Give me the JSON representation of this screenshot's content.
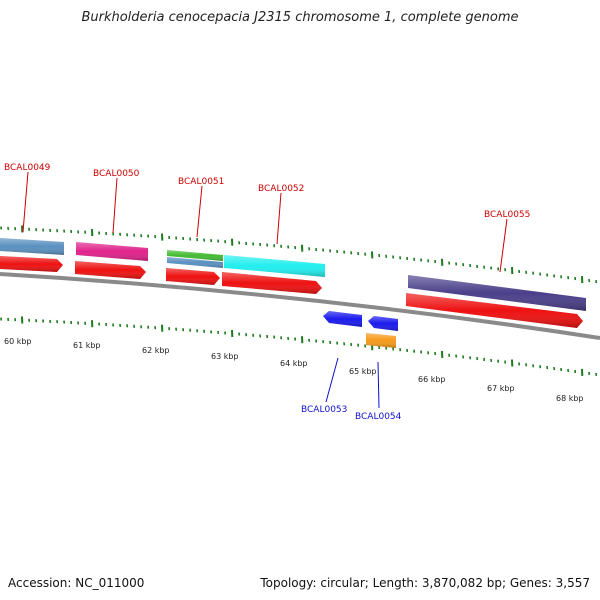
{
  "title": "Burkholderia cenocepacia J2315 chromosome 1, complete genome",
  "footer": {
    "accession": "Accession: NC_011000",
    "stats": "Topology: circular; Length: 3,870,082 bp; Genes: 3,557"
  },
  "colors": {
    "backbone": "#8a8a8a",
    "tick": "#1e7a1e",
    "cds_forward": "#ee1111",
    "upper_gene_label": "#cc0000",
    "lower_gene_label": "#1010cc",
    "gene_blue": "#1a1aee",
    "gene_orange": "#f59a1a",
    "gene_steel": "#5a90c0",
    "gene_magenta": "#e0228a",
    "gene_green": "#44bb33",
    "gene_cyan": "#22eeee",
    "gene_indigo": "#4a3f8a"
  },
  "kbp_labels": [
    "60 kbp",
    "61 kbp",
    "62 kbp",
    "63 kbp",
    "64 kbp",
    "65 kbp",
    "66 kbp",
    "67 kbp",
    "68 kbp"
  ],
  "gene_labels_upper": [
    "BCAL0049",
    "BCAL0050",
    "BCAL0051",
    "BCAL0052",
    "BCAL0055"
  ],
  "gene_labels_lower": [
    "BCAL0053",
    "BCAL0054"
  ]
}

▶ _Task details_
Omitting the pictures, copy each record above exactly as it stands.

▶ _Written solution_
Give me the JSON representation of this screenshot's content.
{
  "title": "Burkholderia cenocepacia J2315 chromosome 1, complete genome",
  "footer": {
    "accession": "Accession: NC_011000",
    "stats": "Topology: circular; Length: 3,870,082 bp; Genes: 3,557"
  },
  "colors": {
    "backbone": "#8a8a8a",
    "tick": "#1e7a1e",
    "cds_forward": "#ee1111",
    "upper_gene_label": "#cc0000",
    "lower_gene_label": "#1010cc",
    "gene_blue": "#1a1aee",
    "gene_orange": "#f59a1a",
    "gene_steel": "#5a90c0",
    "gene_magenta": "#e0228a",
    "gene_green": "#44bb33",
    "gene_cyan": "#22eeee",
    "gene_indigo": "#4a3f8a"
  },
  "kbp_labels": [
    "60 kbp",
    "61 kbp",
    "62 kbp",
    "63 kbp",
    "64 kbp",
    "65 kbp",
    "66 kbp",
    "67 kbp",
    "68 kbp"
  ],
  "gene_labels_upper": [
    "BCAL0049",
    "BCAL0050",
    "BCAL0051",
    "BCAL0052",
    "BCAL0055"
  ],
  "gene_labels_lower": [
    "BCAL0053",
    "BCAL0054"
  ]
}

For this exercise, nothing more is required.